Each entry that follows must be output without any deviation.

Supplied material:
start

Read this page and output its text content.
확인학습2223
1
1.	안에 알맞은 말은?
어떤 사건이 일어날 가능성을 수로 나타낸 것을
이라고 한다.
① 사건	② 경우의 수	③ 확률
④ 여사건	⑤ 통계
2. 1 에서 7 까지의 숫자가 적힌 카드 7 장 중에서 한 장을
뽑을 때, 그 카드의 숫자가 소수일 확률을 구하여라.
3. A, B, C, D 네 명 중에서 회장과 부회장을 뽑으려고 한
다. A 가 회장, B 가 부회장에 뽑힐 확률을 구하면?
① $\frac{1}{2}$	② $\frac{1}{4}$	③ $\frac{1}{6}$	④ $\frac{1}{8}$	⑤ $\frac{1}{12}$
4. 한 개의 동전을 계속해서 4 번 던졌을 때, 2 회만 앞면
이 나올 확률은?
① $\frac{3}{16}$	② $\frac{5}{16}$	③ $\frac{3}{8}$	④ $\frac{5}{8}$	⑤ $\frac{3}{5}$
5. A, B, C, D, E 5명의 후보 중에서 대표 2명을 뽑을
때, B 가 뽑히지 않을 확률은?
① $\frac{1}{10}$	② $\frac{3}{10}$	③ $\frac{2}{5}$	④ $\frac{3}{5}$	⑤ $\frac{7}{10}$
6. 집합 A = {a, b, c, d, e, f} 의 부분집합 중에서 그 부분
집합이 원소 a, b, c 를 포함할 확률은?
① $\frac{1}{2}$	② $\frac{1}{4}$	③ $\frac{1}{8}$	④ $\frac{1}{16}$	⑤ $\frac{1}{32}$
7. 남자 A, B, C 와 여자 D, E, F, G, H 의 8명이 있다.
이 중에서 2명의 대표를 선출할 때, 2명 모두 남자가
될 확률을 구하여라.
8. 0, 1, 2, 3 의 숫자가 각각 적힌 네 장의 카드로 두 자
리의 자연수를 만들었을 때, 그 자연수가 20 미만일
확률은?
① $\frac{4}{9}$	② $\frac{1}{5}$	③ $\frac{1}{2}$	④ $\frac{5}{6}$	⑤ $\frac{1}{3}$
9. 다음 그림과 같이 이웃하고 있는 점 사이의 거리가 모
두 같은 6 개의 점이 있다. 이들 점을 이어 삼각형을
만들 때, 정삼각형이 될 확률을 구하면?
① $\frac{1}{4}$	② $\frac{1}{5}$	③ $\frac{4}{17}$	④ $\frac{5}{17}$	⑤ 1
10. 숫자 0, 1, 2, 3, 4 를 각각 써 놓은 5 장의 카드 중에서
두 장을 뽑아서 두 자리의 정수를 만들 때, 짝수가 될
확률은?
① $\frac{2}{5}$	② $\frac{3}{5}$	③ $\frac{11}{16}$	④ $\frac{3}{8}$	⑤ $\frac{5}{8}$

end

Expected answer:
Read this page and output its text content.
확인학습2223
1
1.	안에 알맞은 말은?
어떤 사건이 일어날 가능성을 수로 나타낸 것을
이라고 한다.
① 사건	② 경우의 수	③ 확률
④ 여사건	⑤ 통계
2. 1 에서 7 까지의 숫자가 적힌 카드 7 장 중에서 한 장을
뽑을 때, 그 카드의 숫자가 소수일 확률을 구하여라.
3. A, B, C, D 네 명 중에서 회장과 부회장을 뽑으려고 한
다. A 가 회장, B 가 부회장에 뽑힐 확률을 구하면?
① $\frac{1}{2}$	② $\frac{1}{4}$	③ $\frac{1}{6}$	④ $\frac{1}{8}$	⑤ $\frac{1}{12}$
4. 한 개의 동전을 계속해서 4 번 던졌을 때, 2 회만 앞면
이 나올 확률은?
① $\frac{3}{16}$	② $\frac{5}{16}$	③ $\frac{3}{8}$	④ $\frac{5}{8}$	⑤ $\frac{3}{5}$
5. A, B, C, D, E 5명의 후보 중에서 대표 2명을 뽑을
때, B 가 뽑히지 않을 확률은?
① $\frac{1}{10}$	② $\frac{3}{10}$	③ $\frac{2}{5}$	④ $\frac{3}{5}$	⑤ $\frac{7}{10}$
6. 집합 A = {a, b, c, d, e, f} 의 부분집합 중에서 그 부분
집합이 원소 a, b, c 를 포함할 확률은?
① $\frac{1}{2}$	② $\frac{1}{4}$	③ $\frac{1}{8}$	④ $\frac{1}{16}$	⑤ $\frac{1}{32}$
7. 남자 A, B, C 와 여자 D, E, F, G, H 의 8명이 있다.
이 중에서 2명의 대표를 선출할 때, 2명 모두 남자가
될 확률을 구하여라.
8. 0, 1, 2, 3 의 숫자가 각각 적힌 네 장의 카드로 두 자
리의 자연수를 만들었을 때, 그 자연수가 20 미만일
확률은?
① $\frac{4}{9}$	② $\frac{1}{5}$	③ $\frac{1}{2}$	④ $\frac{5}{6}$	⑤ $\frac{1}{3}$
9. 다음 그림과 같이 이웃하고 있는 점 사이의 거리가 모
두 같은 6 개의 점이 있다. 이들 점을 이어 삼각형을
만들 때, 정삼각형이 될 확률을 구하면?
① $\frac{1}{4}$	② $\frac{1}{5}$	③ $\frac{4}{17}$	④ $\frac{5}{17}$	⑤ 1
10. 숫자 0, 1, 2, 3, 4 를 각각 써 놓은 5 장의 카드 중에서
두 장을 뽑아서 두 자리의 정수를 만들 때, 짝수가 될
확률은?
① $\frac{2}{5}$	② $\frac{3}{5}$	③ $\frac{11}{16}$	④ $\frac{3}{8}$	⑤ $\frac{5}{8}$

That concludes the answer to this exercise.